• _Instructions to follow_: Find the lines that contain the word "Младшего" and copy each one.

## begin Input data

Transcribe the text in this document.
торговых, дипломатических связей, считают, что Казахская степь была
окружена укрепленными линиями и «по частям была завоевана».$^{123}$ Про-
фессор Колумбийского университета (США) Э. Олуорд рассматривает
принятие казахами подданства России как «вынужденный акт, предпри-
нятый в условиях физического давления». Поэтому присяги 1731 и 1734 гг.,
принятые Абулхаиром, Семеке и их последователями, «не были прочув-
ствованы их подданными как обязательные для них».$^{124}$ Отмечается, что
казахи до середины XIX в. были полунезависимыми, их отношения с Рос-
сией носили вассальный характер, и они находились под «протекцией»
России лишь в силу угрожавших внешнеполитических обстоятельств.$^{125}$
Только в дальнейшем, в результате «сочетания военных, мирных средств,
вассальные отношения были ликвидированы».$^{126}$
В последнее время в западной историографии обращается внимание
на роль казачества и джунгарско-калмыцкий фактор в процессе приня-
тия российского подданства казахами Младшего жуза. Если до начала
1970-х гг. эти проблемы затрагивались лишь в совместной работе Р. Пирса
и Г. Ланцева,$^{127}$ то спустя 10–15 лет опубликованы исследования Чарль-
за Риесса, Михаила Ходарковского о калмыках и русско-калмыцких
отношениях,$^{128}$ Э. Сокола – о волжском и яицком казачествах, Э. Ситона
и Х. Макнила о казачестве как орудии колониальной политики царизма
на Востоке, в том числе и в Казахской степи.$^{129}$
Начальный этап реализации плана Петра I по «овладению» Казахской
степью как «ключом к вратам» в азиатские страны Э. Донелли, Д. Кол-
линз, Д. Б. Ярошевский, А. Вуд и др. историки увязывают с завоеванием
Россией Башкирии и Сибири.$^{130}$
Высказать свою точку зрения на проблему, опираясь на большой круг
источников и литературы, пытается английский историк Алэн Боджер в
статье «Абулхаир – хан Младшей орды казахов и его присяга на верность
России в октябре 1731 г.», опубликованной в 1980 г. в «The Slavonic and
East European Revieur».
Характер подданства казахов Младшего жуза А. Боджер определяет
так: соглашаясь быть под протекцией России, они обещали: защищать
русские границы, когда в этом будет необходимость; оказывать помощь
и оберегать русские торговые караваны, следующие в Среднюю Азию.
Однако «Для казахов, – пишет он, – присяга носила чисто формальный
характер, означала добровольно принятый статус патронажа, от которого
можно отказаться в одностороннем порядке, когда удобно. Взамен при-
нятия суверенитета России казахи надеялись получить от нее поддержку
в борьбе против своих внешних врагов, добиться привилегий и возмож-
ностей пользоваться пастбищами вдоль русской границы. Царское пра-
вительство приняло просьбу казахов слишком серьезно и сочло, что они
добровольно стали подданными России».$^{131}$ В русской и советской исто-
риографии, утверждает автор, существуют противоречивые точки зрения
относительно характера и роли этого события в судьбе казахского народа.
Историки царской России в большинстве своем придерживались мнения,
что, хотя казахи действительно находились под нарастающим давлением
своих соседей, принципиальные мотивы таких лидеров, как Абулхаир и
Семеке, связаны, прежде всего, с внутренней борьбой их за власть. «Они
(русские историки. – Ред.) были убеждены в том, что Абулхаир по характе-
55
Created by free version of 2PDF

## end Input data

• _Answer below_:
тия российского подданства казахами Младшего жуза. Если до начала
Характер подданства казахов Младшего жуза А. Боджер определяет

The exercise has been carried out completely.